Select every line below containing the word "label".
═══ DATA SHOWN
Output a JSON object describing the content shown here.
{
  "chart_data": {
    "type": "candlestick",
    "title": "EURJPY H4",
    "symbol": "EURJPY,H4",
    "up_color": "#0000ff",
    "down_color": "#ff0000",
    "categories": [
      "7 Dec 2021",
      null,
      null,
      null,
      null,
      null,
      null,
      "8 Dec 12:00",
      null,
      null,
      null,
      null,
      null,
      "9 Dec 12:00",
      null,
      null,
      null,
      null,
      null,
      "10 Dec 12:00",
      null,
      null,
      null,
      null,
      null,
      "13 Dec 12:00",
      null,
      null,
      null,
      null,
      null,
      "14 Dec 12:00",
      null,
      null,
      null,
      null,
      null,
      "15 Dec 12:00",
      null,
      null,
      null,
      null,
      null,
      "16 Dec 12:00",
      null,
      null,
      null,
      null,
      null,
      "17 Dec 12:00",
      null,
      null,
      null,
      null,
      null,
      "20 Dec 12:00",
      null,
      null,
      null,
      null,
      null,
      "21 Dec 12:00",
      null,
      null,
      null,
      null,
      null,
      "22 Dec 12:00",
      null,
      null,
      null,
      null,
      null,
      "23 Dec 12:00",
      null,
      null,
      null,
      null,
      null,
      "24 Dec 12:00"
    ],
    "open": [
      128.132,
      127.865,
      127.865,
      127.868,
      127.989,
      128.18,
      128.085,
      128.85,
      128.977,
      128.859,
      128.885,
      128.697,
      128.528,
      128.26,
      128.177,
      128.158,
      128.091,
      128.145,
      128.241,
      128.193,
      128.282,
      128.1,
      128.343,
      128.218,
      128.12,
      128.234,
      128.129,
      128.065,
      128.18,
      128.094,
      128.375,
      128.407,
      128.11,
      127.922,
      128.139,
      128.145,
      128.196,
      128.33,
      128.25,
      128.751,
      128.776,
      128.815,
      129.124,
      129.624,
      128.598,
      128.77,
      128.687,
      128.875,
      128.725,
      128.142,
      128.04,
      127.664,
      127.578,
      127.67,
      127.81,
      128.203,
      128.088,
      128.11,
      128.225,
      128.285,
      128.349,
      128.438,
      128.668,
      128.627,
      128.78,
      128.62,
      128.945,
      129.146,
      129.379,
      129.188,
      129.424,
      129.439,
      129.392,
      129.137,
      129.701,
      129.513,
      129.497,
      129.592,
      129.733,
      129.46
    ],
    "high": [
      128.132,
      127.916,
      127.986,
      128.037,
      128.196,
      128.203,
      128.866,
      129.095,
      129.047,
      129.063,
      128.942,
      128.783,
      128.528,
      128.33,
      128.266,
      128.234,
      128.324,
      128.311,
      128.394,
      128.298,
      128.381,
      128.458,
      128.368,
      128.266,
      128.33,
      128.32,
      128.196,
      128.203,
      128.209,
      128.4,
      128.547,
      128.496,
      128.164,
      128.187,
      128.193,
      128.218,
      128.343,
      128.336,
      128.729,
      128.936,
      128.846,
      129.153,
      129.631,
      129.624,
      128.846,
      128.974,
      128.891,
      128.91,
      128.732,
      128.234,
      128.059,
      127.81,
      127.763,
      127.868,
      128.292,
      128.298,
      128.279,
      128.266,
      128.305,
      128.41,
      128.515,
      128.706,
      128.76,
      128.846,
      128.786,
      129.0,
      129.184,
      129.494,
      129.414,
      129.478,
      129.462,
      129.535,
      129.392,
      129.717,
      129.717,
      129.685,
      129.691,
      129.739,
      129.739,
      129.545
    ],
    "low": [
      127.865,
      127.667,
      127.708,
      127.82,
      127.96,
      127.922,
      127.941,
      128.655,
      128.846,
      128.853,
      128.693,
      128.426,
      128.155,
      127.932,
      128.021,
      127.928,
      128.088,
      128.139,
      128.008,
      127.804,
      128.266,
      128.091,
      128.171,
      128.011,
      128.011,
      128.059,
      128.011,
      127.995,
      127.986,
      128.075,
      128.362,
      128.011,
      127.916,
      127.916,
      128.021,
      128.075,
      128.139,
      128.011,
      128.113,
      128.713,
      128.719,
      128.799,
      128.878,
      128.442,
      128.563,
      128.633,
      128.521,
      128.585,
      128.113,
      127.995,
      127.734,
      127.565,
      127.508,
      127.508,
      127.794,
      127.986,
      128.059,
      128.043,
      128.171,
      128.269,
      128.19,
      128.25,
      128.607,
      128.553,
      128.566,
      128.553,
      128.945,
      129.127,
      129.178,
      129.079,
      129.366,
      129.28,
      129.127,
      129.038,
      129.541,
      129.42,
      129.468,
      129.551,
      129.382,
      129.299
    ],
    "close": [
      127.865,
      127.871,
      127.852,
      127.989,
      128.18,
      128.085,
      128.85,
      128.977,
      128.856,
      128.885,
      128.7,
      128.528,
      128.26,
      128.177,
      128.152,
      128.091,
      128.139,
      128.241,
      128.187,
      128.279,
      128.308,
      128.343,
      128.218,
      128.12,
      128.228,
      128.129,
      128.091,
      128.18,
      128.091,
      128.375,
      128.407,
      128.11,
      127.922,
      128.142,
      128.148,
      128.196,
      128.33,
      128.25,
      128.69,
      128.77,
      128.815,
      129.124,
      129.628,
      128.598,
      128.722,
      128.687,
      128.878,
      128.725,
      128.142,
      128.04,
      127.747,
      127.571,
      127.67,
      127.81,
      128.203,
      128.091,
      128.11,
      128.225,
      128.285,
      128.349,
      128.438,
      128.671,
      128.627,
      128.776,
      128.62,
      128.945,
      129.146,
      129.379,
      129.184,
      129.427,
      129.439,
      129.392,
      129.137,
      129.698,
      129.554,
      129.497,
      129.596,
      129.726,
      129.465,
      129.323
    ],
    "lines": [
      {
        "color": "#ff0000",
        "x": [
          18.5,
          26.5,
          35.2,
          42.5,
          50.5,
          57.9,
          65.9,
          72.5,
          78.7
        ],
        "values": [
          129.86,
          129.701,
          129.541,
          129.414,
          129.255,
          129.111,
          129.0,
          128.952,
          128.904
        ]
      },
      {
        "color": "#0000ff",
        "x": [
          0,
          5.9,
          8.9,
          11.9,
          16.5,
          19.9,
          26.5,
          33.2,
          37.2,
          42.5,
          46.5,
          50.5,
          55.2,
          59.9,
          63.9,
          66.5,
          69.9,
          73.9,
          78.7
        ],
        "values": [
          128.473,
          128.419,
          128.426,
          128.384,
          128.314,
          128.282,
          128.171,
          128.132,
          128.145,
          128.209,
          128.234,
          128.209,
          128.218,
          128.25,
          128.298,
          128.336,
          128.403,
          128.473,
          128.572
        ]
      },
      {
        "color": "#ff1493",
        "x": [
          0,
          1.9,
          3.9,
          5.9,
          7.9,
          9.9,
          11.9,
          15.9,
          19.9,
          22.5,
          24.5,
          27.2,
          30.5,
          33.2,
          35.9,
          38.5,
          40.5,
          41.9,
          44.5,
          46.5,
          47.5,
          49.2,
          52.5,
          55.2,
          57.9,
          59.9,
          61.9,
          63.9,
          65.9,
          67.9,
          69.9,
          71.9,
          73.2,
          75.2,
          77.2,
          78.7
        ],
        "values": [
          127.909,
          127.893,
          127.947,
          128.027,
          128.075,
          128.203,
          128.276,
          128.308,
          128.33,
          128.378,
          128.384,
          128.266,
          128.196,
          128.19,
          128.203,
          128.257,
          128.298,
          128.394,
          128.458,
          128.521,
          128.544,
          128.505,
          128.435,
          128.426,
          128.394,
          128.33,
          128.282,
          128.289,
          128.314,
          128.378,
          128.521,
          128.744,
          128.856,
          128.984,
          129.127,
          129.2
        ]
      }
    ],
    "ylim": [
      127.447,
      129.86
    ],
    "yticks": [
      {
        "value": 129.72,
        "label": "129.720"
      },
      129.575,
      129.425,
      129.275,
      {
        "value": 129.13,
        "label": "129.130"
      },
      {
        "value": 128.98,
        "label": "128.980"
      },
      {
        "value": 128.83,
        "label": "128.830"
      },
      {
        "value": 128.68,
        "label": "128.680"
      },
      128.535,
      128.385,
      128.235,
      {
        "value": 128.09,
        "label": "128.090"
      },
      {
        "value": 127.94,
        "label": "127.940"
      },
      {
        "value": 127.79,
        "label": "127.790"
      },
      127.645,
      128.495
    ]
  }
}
══════
_TASK RESULT_
        "label": "129.720"
        "label": "129.130"
        "label": "128.980"
        "label": "128.830"
        "label": "128.680"
        "label": "128.090"
        "label": "127.940"
        "label": "127.790"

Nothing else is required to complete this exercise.